Studio album by Stephen Bishop
- Released: 1980
- Recorded: 1979
- Studio: The Power Station and Penny Lane Studios (New York City, New York); Sound Labs (Hollywood, California); AIR Studios (London, England);
- Genre: Pop
- Length: 42:55
- Label: Warner Bros.
- Producer: Mike Mainieri; Tommy LiPuma;

Stephen Bishop chronology
| Bish (1978) | Red Cab to Manhattan (1980) | Sleeping with Girls (1985) |

= Red Cab to Manhattan =

Red Cab to Manhattan is the third album by singer/songwriter Stephen Bishop and his first for Warner Bros. Unlike his previous two albums, Careless and Bish, none of its tracks nor the album itself cracked the top 100 on the Billboard singles or albums charts. Like his previous albums, Bishop had some big names help on the album. Notable contributors include Eric Clapton, Phil Collins and Art Garfunkel.

==Reception==

Rolling Stone's Stephen Holden wrote that "[t]he new album is a dazzling breakthrough." Stating that "[o]n Red Cab to Manhattan, Stephen Bishop—pop music's most endearing wimp and an unabashed acolyte of Paul Simon and Paul McCartney—adds Steely Dan to his roster of idols." Noting that "[i]t's been ages since Paul McCartney wrote a love song as fetching as "Don't You Worry"... [a]nd "Red Cab to Manhattan" is as delicately shaded a mood piece as any of Paul Simon's miniatures." Concluding that "[t]hough Stephen Bishop still wears his idols on his sleeve, his sense of humor is unique."

Professional ratings
Review scores
| Source | Rating |
| AllMusic | Star |
| The Encyclopedia of Popular Music | Star |
| Rolling Stone | Star |

==Track listing==
All songs written by Stephen Bishop, except where noted.

________________________

**Exercises:**
1 > In the Red Cab to Manhattan article, rewrite the paragraph beginning "Red Cab to Manhattan is the third album" as a short bulleted list that keeps its main facts.
2 > Translate this sentence from the Red Cab to Manhattan article into Spanish: "Red Cab to Manhattan is the third album by singer/songwriter Stephen Bishop and his first for Warner Bros."
3 > Continue the Red Cab to Manhattan article from the point where it stops.

________________________

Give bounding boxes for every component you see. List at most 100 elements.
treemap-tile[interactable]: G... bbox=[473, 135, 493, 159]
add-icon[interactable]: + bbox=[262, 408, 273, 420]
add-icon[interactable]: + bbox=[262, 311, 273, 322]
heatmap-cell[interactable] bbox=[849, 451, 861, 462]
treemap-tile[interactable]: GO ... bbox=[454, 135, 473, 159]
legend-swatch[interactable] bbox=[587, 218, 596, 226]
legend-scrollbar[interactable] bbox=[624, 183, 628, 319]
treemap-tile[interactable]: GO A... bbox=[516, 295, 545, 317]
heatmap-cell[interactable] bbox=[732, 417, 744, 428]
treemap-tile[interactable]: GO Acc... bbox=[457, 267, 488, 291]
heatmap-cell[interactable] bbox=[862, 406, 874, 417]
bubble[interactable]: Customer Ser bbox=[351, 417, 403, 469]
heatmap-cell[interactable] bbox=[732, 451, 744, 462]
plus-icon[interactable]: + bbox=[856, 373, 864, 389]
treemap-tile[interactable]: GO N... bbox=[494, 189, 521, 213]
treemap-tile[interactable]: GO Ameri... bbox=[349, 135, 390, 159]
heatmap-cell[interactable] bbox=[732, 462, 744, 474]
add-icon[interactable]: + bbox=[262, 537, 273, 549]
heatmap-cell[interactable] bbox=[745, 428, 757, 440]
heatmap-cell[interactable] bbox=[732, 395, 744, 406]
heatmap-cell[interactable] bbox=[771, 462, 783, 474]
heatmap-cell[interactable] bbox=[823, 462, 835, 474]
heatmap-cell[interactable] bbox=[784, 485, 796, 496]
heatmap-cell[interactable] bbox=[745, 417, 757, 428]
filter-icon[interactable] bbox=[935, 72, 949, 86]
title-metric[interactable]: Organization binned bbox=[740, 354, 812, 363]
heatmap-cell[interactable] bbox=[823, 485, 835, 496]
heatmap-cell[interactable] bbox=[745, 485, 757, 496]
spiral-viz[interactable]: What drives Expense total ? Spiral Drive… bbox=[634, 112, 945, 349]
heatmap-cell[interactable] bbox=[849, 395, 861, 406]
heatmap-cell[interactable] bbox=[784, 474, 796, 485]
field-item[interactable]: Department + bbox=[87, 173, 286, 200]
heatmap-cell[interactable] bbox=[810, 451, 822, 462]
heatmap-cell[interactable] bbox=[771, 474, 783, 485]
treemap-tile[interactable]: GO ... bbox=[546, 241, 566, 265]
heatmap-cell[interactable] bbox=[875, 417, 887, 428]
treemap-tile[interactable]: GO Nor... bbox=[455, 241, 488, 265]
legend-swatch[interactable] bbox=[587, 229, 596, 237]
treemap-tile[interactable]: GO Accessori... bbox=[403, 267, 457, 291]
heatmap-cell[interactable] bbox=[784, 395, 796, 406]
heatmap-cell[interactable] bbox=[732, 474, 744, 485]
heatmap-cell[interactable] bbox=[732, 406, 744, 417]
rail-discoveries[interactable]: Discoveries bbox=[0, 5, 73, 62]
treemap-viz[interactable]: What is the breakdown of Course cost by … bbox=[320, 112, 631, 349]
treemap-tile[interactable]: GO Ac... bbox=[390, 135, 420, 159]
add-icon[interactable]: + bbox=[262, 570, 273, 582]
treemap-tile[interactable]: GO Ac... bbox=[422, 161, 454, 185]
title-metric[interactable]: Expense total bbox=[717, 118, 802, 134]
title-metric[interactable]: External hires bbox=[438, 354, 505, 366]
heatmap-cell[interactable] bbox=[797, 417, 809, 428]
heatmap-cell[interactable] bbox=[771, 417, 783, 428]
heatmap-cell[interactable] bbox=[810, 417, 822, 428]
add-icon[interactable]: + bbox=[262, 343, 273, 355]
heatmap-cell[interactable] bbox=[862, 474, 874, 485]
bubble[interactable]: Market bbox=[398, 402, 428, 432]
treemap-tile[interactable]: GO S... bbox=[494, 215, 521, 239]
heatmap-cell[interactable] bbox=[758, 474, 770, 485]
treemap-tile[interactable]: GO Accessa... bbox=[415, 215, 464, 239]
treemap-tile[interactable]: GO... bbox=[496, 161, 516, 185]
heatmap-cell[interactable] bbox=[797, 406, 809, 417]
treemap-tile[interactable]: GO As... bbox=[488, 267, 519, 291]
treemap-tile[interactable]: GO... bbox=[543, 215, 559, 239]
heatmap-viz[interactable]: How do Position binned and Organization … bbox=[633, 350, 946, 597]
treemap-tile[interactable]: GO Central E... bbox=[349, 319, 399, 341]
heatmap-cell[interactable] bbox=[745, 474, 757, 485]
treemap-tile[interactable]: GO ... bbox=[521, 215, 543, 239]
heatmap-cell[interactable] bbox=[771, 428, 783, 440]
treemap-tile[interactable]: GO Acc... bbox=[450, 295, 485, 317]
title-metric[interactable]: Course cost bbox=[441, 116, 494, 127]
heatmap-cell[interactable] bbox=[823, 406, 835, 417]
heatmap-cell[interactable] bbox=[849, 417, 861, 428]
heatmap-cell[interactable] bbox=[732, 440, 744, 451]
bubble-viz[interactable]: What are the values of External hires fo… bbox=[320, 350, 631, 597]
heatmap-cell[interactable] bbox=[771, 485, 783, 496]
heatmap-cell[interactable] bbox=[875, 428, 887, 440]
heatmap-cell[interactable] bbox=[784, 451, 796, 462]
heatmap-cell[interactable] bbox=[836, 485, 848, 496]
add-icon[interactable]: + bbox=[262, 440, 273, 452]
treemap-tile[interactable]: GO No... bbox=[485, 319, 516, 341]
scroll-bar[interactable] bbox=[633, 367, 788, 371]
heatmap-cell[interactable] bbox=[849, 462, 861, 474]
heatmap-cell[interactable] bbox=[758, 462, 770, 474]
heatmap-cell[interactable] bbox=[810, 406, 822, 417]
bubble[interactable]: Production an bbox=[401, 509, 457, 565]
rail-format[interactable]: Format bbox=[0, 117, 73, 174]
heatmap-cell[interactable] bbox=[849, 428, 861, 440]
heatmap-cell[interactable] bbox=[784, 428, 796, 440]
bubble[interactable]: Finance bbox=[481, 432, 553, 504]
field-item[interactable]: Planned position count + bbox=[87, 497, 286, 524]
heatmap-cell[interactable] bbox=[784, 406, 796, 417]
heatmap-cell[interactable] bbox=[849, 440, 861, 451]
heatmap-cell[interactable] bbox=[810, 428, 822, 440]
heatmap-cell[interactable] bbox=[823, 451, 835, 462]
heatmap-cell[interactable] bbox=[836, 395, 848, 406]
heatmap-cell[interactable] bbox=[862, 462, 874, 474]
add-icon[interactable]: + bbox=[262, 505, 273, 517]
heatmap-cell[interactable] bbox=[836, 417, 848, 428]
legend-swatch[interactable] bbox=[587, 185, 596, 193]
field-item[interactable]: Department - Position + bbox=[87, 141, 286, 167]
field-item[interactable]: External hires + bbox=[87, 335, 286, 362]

________________________

**Answers given:**
1 >
- Third album by singer/songwriter Stephen Bishop and his first for Warner Bros.
- Unlike his earlier albums Careless and Bish, neither the album nor any of its tracks reached the top 100 on the Billboard albums or singles charts.
- As on his previous albums, big names contributed, including Eric Clapton, Phil Collins and Art Garfunkel.

2 > Red Cab to Manhattan es el tercer álbum del cantautor Stephen Bishop y el primero con Warner Bros.

3 >
| No. | Title | Writer(s) | Length |
|---|---|---|---|
| 1. | "The Big House" |  | 3:45 |
| 2. | "Don't You Worry" |  | 3:59 |
| 3. | "Thief in the Night" | Bishop, Judy Maizel | 2:27 |
| 4. | "Send a Little Love My Way (Like Always)" |  | 3:48 |
| 5. | "Let Her Go" |  | 3:42 |
| 6. | "Little Moon" |  | 3:08 |
| 7. | "The Story of a Boy in Love" |  | 5:02 |
| 8. | "Living in the Land of Abe Lincoln" |  | 3:06 |
| 9. | "Red Cab to Manhattan" |  | 4:40 |
| 10. | "Sex Kittens Go to College" |  | 1:19 |
| 11. | "City Girl" |  | 4:58 |
| 12. | "My Clarinet" |  | 3:01 |

== Personnel ==

Musicians and Vocalists
- Stephen Bishop – vocals, backing vocals (1, 2, 4, 6–8), acoustic guitar (1, 2, 4–12), electric guitar (1–3, 7), acoustic piano (2), trombone (9)
- Ed Walsh – synthesizer programming, koto (9)
- Don Grolnick – acoustic piano (1, 3, 5), Fender Rhodes (1, 8, 9)
- Warren Bernhardt – Fender Rhodes (4, 7, 11), clavinet (11)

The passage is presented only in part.